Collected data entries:
>>>
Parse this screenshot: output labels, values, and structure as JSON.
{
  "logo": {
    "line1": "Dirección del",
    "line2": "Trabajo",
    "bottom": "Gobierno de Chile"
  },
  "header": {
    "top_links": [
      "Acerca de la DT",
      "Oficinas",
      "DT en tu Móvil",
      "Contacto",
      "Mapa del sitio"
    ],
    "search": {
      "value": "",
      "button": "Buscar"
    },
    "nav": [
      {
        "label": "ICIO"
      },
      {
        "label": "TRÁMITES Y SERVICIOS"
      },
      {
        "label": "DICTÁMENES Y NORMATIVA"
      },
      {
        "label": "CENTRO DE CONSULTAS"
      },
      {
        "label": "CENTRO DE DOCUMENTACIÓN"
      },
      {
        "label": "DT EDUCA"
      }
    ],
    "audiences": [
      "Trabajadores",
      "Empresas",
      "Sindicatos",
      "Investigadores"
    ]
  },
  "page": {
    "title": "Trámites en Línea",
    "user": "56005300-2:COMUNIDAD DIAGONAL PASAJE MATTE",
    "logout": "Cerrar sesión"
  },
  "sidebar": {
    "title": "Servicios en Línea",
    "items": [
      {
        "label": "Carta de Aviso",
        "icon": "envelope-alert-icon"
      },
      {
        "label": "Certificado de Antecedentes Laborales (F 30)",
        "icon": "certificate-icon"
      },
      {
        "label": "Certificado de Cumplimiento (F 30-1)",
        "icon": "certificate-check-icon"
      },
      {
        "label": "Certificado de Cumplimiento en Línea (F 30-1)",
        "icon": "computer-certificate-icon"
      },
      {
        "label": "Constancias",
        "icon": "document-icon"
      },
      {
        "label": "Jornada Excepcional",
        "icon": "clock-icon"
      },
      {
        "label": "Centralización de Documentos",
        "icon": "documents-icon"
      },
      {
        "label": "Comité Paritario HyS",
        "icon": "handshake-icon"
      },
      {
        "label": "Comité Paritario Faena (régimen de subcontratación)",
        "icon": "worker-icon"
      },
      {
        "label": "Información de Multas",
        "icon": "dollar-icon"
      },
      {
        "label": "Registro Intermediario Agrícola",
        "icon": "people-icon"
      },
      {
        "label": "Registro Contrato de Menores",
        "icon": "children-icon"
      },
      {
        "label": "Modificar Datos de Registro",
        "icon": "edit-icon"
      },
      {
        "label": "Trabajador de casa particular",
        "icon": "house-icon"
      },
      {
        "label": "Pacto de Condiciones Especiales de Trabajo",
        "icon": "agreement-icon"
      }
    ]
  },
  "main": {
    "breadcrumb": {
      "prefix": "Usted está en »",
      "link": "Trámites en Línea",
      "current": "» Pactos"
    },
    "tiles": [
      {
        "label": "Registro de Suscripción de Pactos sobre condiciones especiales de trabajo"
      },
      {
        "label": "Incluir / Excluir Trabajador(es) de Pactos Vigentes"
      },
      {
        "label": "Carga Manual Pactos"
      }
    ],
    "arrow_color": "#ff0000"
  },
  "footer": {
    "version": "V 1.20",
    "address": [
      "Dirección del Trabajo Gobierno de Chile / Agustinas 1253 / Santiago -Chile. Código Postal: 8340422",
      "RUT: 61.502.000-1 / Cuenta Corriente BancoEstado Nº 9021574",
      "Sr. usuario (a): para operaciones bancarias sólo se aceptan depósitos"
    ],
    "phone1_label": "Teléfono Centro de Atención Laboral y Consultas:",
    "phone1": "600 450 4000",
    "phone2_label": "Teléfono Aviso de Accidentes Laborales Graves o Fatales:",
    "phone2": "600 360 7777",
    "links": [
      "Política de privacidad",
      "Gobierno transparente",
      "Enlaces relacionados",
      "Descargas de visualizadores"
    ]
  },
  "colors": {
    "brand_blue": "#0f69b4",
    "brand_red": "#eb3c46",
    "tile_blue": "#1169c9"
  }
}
<<<
-- Goal of the exercise --
Of the lines above, how many hold the string "Teléfono"? Answer with only the number.

-- Solution to the exercise --
2